[Start]

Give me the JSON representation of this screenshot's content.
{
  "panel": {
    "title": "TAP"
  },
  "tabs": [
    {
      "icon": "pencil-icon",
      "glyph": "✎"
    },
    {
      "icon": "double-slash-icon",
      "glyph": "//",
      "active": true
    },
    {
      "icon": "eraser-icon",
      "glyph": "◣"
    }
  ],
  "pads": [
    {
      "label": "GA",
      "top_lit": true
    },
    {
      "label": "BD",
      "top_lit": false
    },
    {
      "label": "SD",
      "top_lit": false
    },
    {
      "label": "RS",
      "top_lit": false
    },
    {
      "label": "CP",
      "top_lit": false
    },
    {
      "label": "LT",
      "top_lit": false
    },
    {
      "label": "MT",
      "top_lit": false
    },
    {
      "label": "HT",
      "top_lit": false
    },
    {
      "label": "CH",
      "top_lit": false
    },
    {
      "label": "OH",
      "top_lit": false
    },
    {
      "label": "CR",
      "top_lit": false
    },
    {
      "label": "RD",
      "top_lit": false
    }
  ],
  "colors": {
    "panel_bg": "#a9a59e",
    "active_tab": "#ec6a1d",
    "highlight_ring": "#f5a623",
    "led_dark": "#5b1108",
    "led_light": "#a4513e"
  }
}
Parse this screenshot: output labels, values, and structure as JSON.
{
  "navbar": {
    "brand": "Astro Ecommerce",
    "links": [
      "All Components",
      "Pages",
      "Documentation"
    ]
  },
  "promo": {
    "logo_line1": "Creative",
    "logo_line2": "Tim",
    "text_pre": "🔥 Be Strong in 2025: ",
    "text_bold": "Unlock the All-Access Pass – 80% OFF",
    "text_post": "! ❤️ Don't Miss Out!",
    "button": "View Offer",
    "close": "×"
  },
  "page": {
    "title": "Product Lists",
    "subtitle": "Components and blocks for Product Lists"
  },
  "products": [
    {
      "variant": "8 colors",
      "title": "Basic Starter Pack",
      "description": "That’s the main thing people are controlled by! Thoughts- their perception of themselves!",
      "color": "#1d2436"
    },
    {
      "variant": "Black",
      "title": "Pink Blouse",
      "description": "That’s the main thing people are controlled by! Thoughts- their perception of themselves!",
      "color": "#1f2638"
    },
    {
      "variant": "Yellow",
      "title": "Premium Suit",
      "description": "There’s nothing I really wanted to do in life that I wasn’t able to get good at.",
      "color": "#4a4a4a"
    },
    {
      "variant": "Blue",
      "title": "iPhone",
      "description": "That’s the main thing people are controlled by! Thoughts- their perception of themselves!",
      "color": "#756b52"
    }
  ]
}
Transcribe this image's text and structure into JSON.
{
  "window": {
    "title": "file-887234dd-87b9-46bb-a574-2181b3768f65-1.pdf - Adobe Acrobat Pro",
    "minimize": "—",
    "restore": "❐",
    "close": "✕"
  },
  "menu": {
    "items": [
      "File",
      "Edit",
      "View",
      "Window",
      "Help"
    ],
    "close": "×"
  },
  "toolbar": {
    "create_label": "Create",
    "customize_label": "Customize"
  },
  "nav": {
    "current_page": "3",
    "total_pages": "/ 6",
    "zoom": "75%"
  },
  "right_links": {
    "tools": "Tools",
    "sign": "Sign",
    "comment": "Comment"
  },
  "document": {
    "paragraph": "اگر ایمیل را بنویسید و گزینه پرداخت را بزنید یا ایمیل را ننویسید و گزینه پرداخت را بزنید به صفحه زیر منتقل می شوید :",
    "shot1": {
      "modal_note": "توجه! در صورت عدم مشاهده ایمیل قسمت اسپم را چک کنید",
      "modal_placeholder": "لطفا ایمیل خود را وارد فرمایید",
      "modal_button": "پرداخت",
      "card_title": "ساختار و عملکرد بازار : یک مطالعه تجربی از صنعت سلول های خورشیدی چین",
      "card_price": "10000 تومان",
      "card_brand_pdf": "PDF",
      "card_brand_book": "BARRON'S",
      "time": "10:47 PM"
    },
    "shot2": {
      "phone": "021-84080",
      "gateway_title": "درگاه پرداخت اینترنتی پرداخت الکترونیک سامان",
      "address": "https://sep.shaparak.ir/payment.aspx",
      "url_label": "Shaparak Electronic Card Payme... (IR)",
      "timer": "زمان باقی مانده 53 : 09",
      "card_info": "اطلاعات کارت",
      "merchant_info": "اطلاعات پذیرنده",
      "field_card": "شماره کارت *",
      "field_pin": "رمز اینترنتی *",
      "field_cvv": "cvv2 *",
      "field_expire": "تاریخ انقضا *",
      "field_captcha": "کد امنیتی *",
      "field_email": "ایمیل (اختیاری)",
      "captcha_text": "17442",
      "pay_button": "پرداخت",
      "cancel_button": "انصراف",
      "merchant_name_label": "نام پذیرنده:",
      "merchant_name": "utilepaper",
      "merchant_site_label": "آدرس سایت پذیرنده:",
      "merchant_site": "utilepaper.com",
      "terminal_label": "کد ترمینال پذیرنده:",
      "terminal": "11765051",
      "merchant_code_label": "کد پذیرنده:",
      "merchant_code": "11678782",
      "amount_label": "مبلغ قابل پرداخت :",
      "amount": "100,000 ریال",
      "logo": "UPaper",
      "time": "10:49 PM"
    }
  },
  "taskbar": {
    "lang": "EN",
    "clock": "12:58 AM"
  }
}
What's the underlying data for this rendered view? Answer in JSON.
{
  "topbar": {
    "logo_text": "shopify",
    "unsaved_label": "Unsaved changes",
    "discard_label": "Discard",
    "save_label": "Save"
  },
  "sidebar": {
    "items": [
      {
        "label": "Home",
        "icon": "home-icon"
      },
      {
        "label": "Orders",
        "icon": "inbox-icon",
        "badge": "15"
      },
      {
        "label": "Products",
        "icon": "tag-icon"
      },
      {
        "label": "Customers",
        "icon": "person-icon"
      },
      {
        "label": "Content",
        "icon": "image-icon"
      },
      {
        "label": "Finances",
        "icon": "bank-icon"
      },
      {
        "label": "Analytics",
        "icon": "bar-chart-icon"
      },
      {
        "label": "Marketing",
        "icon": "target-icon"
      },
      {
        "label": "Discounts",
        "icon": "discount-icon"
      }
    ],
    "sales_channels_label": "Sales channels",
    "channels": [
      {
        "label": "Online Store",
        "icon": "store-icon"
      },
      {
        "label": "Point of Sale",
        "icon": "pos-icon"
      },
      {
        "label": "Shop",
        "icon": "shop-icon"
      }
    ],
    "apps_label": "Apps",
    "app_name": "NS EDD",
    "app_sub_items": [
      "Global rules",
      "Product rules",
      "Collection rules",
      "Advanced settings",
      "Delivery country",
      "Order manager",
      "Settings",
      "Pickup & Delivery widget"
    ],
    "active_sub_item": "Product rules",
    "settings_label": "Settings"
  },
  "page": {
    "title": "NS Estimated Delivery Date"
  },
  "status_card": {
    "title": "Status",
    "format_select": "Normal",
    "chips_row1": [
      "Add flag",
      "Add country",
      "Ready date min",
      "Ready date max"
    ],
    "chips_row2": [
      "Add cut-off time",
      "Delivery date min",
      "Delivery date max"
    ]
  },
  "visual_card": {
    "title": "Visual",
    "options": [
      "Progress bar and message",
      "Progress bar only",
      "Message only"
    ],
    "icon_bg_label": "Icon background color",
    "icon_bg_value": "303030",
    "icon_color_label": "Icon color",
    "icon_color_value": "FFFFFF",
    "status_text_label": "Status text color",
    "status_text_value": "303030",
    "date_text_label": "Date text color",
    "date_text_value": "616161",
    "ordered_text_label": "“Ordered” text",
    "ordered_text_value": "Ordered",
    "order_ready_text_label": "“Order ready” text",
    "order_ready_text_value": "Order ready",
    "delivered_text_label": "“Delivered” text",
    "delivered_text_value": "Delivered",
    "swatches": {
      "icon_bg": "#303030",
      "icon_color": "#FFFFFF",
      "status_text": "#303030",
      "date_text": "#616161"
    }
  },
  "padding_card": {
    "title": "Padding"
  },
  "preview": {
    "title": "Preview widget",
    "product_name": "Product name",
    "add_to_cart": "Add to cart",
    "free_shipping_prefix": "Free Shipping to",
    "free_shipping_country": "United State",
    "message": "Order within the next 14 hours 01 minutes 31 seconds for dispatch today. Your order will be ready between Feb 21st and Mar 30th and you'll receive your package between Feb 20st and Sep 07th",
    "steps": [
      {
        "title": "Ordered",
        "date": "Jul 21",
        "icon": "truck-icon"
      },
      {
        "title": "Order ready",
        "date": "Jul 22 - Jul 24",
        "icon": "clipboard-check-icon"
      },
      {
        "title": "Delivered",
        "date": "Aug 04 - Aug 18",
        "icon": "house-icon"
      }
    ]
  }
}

[End]

§ What you are asked to do
For each line of the listing that holds the word "this", show that line.

§ Expected answer
Give me the JSON representation of this screenshot's content.
Parse this screenshot: output labels, values, and structure as JSON.
Transcribe this image's text and structure into JSON.
What's the underlying data for this rendered view? Answer in JSON.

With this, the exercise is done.